TRECHO SELECIONADO:
Um pouco antes da Lei Pelé o Brasil disputou a Copa de 1994, nos EUA. Os jogos, para atender os interesses da televisão, eram disputados no início da tarde sob sol escaldante e prejudicial aos atletas. Havelange, sem sentir mais a mesma segurança de que seria presidente da FIFA por muito tempo, sabia que se o Brasil perdesse o Ricardo Teixeira, seu aliado, também poderia perder o comando da CBF, o que ameaçava os negócios de ambos.
Contraditoriamente e de forma maquiavélica, Havelange liberou do exame antidoping Diego Armando Maradona, para que o mesmo superasse a má forma física e pudesse atuar, a base de moderadores de apetite, no Mundial. Havelange precisava de um grande astro para motivar a Copa e Maradona ainda era o jogador com maior fama internacional. Entretanto, frente ao excelente desempenho da Argentina no início da competição e com medo que ganhasse a Copa, o presidente da FIFA descumpriu a sua palavra e os exames antidoping flagraram, obviamente, Maradona, o afastando da Mundial ainda na primeira fase. A Argentina seria eliminada em seguida.
O Brasil seguiu o seu percurso pragmático: depois de eliminatórias complicadas (foi a primeira vez que o Brasil perdeu um jogo nessa fase da competição), a CBF descartou a hipótese de trazer Telê Santana de volta ao comando do futebol depois do sucesso no São Paulo e insistiu com a dupla Carlos Alberto Parreira e Mário Jorge Lobo Zagallo no comando.
Com metade dos jogadores convocados atuando em clubes do exterior, o selecionado foi jogando de forma defensiva, com poucos gols (11 no total de 7 jogos), escorado no talento de pouquíssimos craques (em particular, Romário). Assim, o Brasil se tornou pela quarta vez campeão mundial, depois de 120 minutos de um jogo horroroso e de disputa de penalidades contra uma Itália defensiva como sempre. Já não existia mais diferença entre a escola de futebol brasileira e a italiana.
Após um novo malogro nas Olimpíadas de Atlanta, em 1996 (foi eliminada pela futura campeã olímpica, Nigéria), o selecionado brasileiro chegou como um dos favoritos à Copa da França, de 1998, depois de ter ganhado a Copa América do ano anterior. Era a última competição com 24 seleções e a despedida de João Havelange da presidência da FIFA. Ele se tornaria “presidente honorário” da entidade assumindo em seu lugar o suíço Joseph Blatter, seu aliado de ideias e práticas. A CBF passou a eleger como patrocinador prioritário (como tinha sido a AmBev em 1994) a fornecedora de materiais esportivos norte-americana, a Nike. Foram convocados 14 jogadores que atuavam em clubes do exterior e oito somente de clubes brasileiros.

REGISTROS EXIBIDOS:

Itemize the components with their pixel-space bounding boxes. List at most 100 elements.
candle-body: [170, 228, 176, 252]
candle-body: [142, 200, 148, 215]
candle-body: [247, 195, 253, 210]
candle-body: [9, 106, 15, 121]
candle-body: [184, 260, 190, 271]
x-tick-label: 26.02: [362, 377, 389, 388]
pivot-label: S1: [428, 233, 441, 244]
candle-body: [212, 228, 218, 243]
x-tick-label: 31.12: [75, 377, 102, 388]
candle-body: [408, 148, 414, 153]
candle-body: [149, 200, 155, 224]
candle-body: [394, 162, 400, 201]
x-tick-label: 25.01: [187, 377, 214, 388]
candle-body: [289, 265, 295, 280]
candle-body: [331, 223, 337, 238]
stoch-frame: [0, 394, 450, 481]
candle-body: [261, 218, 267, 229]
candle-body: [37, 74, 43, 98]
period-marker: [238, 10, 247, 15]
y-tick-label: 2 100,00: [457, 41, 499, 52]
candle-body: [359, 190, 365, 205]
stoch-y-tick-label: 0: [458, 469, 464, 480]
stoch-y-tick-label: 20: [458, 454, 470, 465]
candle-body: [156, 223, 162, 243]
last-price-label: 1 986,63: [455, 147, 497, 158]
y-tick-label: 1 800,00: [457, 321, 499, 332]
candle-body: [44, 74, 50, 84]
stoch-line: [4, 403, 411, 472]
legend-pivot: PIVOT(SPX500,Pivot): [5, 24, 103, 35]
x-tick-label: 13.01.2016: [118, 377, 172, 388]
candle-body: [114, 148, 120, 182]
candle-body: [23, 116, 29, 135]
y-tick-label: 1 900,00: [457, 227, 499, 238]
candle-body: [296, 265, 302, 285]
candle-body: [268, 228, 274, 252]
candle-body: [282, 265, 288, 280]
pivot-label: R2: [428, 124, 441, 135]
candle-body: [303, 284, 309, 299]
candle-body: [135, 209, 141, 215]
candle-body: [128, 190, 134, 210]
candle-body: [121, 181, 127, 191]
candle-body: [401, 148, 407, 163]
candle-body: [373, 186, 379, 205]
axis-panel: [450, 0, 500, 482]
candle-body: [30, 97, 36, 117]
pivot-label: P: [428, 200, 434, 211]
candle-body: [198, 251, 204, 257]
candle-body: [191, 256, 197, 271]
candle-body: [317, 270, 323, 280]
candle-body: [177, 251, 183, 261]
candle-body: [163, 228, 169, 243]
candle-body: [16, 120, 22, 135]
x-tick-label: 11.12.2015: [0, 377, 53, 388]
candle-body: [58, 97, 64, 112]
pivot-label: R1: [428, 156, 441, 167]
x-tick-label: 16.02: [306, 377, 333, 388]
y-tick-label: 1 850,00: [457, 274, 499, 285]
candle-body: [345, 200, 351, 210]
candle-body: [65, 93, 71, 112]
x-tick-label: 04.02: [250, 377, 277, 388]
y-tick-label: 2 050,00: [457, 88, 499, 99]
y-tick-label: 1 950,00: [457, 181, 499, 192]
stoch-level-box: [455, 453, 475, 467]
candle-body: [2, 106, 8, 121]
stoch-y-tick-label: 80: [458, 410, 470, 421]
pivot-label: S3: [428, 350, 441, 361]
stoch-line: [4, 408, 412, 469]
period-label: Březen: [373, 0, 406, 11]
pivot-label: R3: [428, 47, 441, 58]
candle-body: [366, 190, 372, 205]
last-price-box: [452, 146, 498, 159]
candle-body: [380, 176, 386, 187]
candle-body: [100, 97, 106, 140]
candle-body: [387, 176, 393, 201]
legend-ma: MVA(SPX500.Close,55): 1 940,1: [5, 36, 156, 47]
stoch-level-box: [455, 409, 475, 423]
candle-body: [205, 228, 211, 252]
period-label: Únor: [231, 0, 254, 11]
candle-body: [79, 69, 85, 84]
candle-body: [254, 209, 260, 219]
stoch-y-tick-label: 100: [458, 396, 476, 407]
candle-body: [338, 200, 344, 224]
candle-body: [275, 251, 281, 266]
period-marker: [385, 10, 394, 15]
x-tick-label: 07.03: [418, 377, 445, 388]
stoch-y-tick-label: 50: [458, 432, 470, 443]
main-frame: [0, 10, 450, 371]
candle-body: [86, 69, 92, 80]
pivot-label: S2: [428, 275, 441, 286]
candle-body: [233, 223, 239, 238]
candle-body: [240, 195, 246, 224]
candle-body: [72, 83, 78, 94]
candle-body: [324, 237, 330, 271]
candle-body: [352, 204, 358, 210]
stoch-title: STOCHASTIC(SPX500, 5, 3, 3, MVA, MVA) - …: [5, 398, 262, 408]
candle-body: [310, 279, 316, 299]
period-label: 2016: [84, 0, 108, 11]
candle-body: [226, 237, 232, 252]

SOLICITAÇÃO:
Com base no trecho sobre as Copas de 1994 e 1998, responda às perguntas abaixo, numerando as respostas do mesmo modo.
1. Quantos gols a seleção brasileira marcou na Copa de 1994, e em quantos jogos?
2. Qual seleção eliminou o Brasil nas Olimpíadas de Atlanta, em 1996?
3. Quantos jogadores que atuavam em clubes do exterior foram convocados para a Copa da França, de 1998?

EXERCÍCIO RESOLVIDO:
1. A seleção brasileira marcou 11 gols em 7 jogos.
2. O Brasil foi eliminado pela Nigéria, que seria a futura campeã olímpica.
3. Foram convocados 14 jogadores que atuavam em clubes do exterior.